Exercise = Can you recast every line in the records below as a Markdown table with the columns "Row" and "Line", numbering the rows in order and leaving out any blank lines?

Element placement data:
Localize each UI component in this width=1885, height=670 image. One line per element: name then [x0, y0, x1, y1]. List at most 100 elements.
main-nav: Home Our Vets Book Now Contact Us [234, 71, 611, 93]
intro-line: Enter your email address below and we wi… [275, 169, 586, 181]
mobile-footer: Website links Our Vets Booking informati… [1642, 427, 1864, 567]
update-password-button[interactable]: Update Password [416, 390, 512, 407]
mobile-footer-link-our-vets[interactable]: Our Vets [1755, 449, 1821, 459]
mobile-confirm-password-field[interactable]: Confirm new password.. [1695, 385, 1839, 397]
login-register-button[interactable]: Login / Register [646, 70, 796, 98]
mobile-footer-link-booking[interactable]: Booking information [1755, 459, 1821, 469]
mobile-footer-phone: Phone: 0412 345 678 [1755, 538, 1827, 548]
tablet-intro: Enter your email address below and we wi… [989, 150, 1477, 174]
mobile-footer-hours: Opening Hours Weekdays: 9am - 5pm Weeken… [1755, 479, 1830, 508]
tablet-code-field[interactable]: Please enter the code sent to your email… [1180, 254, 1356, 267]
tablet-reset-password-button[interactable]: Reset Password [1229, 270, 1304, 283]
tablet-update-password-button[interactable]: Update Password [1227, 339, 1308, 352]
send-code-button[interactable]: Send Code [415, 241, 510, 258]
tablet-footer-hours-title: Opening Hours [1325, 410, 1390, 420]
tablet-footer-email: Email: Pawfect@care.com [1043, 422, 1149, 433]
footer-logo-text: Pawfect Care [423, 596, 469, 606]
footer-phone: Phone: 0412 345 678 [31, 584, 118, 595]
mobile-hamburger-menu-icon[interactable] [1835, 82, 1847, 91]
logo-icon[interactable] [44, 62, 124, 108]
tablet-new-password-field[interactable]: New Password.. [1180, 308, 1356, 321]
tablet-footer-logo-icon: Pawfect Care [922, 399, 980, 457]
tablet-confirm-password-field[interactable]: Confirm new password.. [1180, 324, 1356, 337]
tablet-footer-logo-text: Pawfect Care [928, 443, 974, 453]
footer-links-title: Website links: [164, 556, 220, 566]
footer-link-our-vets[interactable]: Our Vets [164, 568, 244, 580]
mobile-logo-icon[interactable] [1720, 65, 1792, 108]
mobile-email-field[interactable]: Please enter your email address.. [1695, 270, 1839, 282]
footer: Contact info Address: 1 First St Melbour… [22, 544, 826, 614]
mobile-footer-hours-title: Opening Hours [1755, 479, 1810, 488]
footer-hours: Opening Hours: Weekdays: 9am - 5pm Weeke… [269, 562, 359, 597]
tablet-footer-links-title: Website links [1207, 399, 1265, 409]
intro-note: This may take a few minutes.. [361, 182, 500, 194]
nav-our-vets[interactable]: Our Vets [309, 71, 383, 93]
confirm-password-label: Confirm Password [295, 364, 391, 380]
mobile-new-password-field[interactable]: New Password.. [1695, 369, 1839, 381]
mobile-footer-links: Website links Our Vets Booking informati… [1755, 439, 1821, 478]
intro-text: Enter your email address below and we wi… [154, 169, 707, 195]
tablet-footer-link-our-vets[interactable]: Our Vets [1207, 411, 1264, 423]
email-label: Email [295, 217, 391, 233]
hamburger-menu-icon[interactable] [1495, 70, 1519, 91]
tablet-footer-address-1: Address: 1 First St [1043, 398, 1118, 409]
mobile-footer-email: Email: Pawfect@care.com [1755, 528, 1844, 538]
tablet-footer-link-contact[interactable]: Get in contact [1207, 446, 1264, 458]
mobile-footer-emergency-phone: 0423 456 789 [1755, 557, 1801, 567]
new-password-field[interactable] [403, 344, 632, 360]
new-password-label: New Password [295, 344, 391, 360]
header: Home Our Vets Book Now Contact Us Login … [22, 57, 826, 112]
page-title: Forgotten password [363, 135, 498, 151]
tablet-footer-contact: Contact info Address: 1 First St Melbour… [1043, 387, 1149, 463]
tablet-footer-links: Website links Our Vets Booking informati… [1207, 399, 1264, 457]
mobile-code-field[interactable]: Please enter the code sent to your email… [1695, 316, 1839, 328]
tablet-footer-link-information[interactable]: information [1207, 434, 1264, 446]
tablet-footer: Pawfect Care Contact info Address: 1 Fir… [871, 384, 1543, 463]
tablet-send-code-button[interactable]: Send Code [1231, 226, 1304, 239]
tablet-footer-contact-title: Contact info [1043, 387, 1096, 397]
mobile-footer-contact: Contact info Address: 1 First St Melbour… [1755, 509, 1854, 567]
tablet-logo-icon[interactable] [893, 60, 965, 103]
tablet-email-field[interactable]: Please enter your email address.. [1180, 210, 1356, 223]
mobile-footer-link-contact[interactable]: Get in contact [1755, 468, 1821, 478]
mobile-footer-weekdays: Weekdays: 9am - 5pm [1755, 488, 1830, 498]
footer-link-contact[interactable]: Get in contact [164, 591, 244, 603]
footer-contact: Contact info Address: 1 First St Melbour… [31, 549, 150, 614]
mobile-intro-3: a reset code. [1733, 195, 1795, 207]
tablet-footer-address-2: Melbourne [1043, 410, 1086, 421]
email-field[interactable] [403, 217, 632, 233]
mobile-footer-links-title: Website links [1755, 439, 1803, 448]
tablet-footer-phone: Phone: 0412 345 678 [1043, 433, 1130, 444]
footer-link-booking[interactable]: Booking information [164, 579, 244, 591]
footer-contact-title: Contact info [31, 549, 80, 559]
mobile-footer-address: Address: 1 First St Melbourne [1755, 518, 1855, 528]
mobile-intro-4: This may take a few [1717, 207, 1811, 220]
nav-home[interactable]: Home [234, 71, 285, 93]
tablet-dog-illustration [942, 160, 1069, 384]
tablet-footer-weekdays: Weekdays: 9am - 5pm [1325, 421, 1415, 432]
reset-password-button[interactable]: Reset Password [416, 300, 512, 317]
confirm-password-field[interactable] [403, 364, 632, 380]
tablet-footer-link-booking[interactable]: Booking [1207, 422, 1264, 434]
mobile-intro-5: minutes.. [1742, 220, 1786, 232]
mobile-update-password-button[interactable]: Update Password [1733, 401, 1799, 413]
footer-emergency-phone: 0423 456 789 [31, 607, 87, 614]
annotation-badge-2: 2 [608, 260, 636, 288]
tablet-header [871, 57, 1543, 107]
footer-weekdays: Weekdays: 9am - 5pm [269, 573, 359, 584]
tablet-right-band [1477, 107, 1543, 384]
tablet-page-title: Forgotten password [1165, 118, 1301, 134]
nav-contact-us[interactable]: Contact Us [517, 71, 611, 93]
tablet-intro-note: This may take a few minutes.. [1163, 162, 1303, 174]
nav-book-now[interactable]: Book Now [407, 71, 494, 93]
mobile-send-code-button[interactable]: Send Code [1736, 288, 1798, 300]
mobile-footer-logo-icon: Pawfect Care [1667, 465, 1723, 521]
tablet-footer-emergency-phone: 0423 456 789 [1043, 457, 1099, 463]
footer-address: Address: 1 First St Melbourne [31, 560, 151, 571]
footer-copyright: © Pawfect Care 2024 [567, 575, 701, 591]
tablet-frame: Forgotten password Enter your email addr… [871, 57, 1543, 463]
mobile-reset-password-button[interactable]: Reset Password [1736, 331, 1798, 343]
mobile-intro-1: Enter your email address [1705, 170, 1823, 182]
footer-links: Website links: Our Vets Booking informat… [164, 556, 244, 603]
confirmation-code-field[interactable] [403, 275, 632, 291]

The solution =
| Row | Line |
|---|---|
| 1 | Localize each UI component in this width=1885, height=670 image. One line per element: name then [x0, y0, x1, y1]. List at most 100 elements. |
| 2 | main-nav: Home Our Vets Book Now Contact Us [234, 71, 611, 93] |
| 3 | intro-line: Enter your email address below and we wi… [275, 169, 586, 181] |
| 4 | mobile-footer: Website links Our Vets Booking informati… [1642, 427, 1864, 567] |
| 5 | update-password-button[interactable]: Update Password [416, 390, 512, 407] |
| 6 | mobile-footer-link-our-vets[interactable]: Our Vets [1755, 449, 1821, 459] |
| 7 | mobile-confirm-password-field[interactable]: Confirm new password.. [1695, 385, 1839, 397] |
| 8 | login-register-button[interactable]: Login / Register [646, 70, 796, 98] |
| 9 | mobile-footer-link-booking[interactable]: Booking information [1755, 459, 1821, 469] |
| 10 | mobile-footer-phone: Phone: 0412 345 678 [1755, 538, 1827, 548] |
| 11 | tablet-intro: Enter your email address below and we wi… [989, 150, 1477, 174] |
| 12 | mobile-footer-hours: Opening Hours Weekdays: 9am - 5pm Weeken… [1755, 479, 1830, 508] |
| 13 | tablet-code-field[interactable]: Please enter the code sent to your email… [1180, 254, 1356, 267] |
| 14 | tablet-reset-password-button[interactable]: Reset Password [1229, 270, 1304, 283] |
| 15 | tablet-update-password-button[interactable]: Update Password [1227, 339, 1308, 352] |
| 16 | send-code-button[interactable]: Send Code [415, 241, 510, 258] |
| 17 | tablet-footer-hours-title: Opening Hours [1325, 410, 1390, 420] |
| 18 | tablet-footer-email: Email: Pawfect@care.com [1043, 422, 1149, 433] |
| 19 | footer-logo-text: Pawfect Care [423, 596, 469, 606] |
| 20 | footer-phone: Phone: 0412 345 678 [31, 584, 118, 595] |
| 21 | mobile-hamburger-menu-icon[interactable] [1835, 82, 1847, 91] |
| 22 | logo-icon[interactable] [44, 62, 124, 108] |
| 23 | tablet-new-password-field[interactable]: New Password.. [1180, 308, 1356, 321] |
| 24 | tablet-footer-logo-icon: Pawfect Care [922, 399, 980, 457] |
| 25 | tablet-confirm-password-field[interactable]: Confirm new password.. [1180, 324, 1356, 337] |
| 26 | tablet-footer-logo-text: Pawfect Care [928, 443, 974, 453] |
| 27 | footer-links-title: Website links: [164, 556, 220, 566] |
| 28 | footer-link-our-vets[interactable]: Our Vets [164, 568, 244, 580] |
| 29 | mobile-logo-icon[interactable] [1720, 65, 1792, 108] |
| 30 | mobile-email-field[interactable]: Please enter your email address.. [1695, 270, 1839, 282] |
| 31 | footer: Contact info Address: 1 First St Melbour… [22, 544, 826, 614] |
| 32 | mobile-footer-hours-title: Opening Hours [1755, 479, 1810, 488] |
| 33 | footer-hours: Opening Hours: Weekdays: 9am - 5pm Weeke… [269, 562, 359, 597] |
| 34 | tablet-footer-links-title: Website links [1207, 399, 1265, 409] |
| 35 | intro-note: This may take a few minutes.. [361, 182, 500, 194] |
| 36 | nav-our-vets[interactable]: Our Vets [309, 71, 383, 93] |
| 37 | confirm-password-label: Confirm Password [295, 364, 391, 380] |
| 38 | mobile-new-password-field[interactable]: New Password.. [1695, 369, 1839, 381] |
| 39 | mobile-footer-links: Website links Our Vets Booking informati… [1755, 439, 1821, 478] |
| 40 | intro-text: Enter your email address below and we wi… [154, 169, 707, 195] |
| 41 | tablet-footer-link-our-vets[interactable]: Our Vets [1207, 411, 1264, 423] |
| 42 | email-label: Email [295, 217, 391, 233] |
| 43 | hamburger-menu-icon[interactable] [1495, 70, 1519, 91] |
| 44 | tablet-footer-address-1: Address: 1 First St [1043, 398, 1118, 409] |
| 45 | mobile-footer-email: Email: Pawfect@care.com [1755, 528, 1844, 538] |
| 46 | tablet-footer-link-contact[interactable]: Get in contact [1207, 446, 1264, 458] |
| 47 | mobile-footer-emergency-phone: 0423 456 789 [1755, 557, 1801, 567] |
| 48 | new-password-field[interactable] [403, 344, 632, 360] |
| 49 | new-password-label: New Password [295, 344, 391, 360] |
| 50 | header: Home Our Vets Book Now Contact Us Login … [22, 57, 826, 112] |
| 51 | page-title: Forgotten password [363, 135, 498, 151] |
| 52 | tablet-footer-contact: Contact info Address: 1 First St Melbour… [1043, 387, 1149, 463] |
| 53 | tablet-footer-links: Website links Our Vets Booking informati… [1207, 399, 1264, 457] |
| 54 | mobile-code-field[interactable]: Please enter the code sent to your email… [1695, 316, 1839, 328] |
| 55 | tablet-footer-link-information[interactable]: information [1207, 434, 1264, 446] |
| 56 | tablet-footer: Pawfect Care Contact info Address: 1 Fir… [871, 384, 1543, 463] |
| 57 | tablet-send-code-button[interactable]: Send Code [1231, 226, 1304, 239] |
| 58 | tablet-footer-contact-title: Contact info [1043, 387, 1096, 397] |
| 59 | mobile-footer-contact: Contact info Address: 1 First St Melbour… [1755, 509, 1854, 567] |
| 60 | tablet-logo-icon[interactable] [893, 60, 965, 103] |
| 61 | tablet-email-field[interactable]: Please enter your email address.. [1180, 210, 1356, 223] |
| 62 | mobile-footer-link-contact[interactable]: Get in contact [1755, 468, 1821, 478] |
| 63 | mobile-footer-weekdays: Weekdays: 9am - 5pm [1755, 488, 1830, 498] |
| 64 | footer-link-contact[interactable]: Get in contact [164, 591, 244, 603] |
| 65 | footer-contact: Contact info Address: 1 First St Melbour… [31, 549, 150, 614] |
| 66 | mobile-intro-3: a reset code. [1733, 195, 1795, 207] |
| 67 | tablet-footer-address-2: Melbourne [1043, 410, 1086, 421] |
| 68 | email-field[interactable] [403, 217, 632, 233] |
| 69 | mobile-footer-links-title: Website links [1755, 439, 1803, 448] |
| 70 | tablet-footer-phone: Phone: 0412 345 678 [1043, 433, 1130, 444] |
| 71 | footer-link-booking[interactable]: Booking information [164, 579, 244, 591] |
| 72 | footer-contact-title: Contact info [31, 549, 80, 559] |
| 73 | mobile-footer-address: Address: 1 First St Melbourne [1755, 518, 1855, 528] |
| 74 | mobile-intro-4: This may take a few [1717, 207, 1811, 220] |
| 75 | nav-home[interactable]: Home [234, 71, 285, 93] |
| 76 | tablet-dog-illustration [942, 160, 1069, 384] |
| 77 | tablet-footer-weekdays: Weekdays: 9am - 5pm [1325, 421, 1415, 432] |
| 78 | reset-password-button[interactable]: Reset Password [416, 300, 512, 317] |
| 79 | confirm-password-field[interactable] [403, 364, 632, 380] |
| 80 | tablet-footer-link-booking[interactable]: Booking [1207, 422, 1264, 434] |
| 81 | mobile-intro-5: minutes.. [1742, 220, 1786, 232] |
| 82 | mobile-update-password-button[interactable]: Update Password [1733, 401, 1799, 413] |
| 83 | footer-emergency-phone: 0423 456 789 [31, 607, 87, 614] |
| 84 | annotation-badge-2: 2 [608, 260, 636, 288] |
| 85 | tablet-header [871, 57, 1543, 107] |
| 86 | footer-weekdays: Weekdays: 9am - 5pm [269, 573, 359, 584] |
| 87 | tablet-right-band [1477, 107, 1543, 384] |
| 88 | tablet-page-title: Forgotten password [1165, 118, 1301, 134] |
| 89 | nav-contact-us[interactable]: Contact Us [517, 71, 611, 93] |
| 90 | tablet-intro-note: This may take a few minutes.. [1163, 162, 1303, 174] |
| 91 | nav-book-now[interactable]: Book Now [407, 71, 494, 93] |
| 92 | mobile-send-code-button[interactable]: Send Code [1736, 288, 1798, 300] |
| 93 | mobile-footer-logo-icon: Pawfect Care [1667, 465, 1723, 521] |
| 94 | tablet-footer-emergency-phone: 0423 456 789 [1043, 457, 1099, 463] |
| 95 | footer-address: Address: 1 First St Melbourne [31, 560, 151, 571] |
| 96 | footer-copyright: © Pawfect Care 2024 [567, 575, 701, 591] |
| 97 | tablet-frame: Forgotten password Enter your email addr… [871, 57, 1543, 463] |
| 98 | mobile-reset-password-button[interactable]: Reset Password [1736, 331, 1798, 343] |
| 99 | mobile-intro-1: Enter your email address [1705, 170, 1823, 182] |
| 100 | footer-links: Website links: Our Vets Booking informat… [164, 556, 244, 603] |
| 101 | confirmation-code-field[interactable] [403, 275, 632, 291] |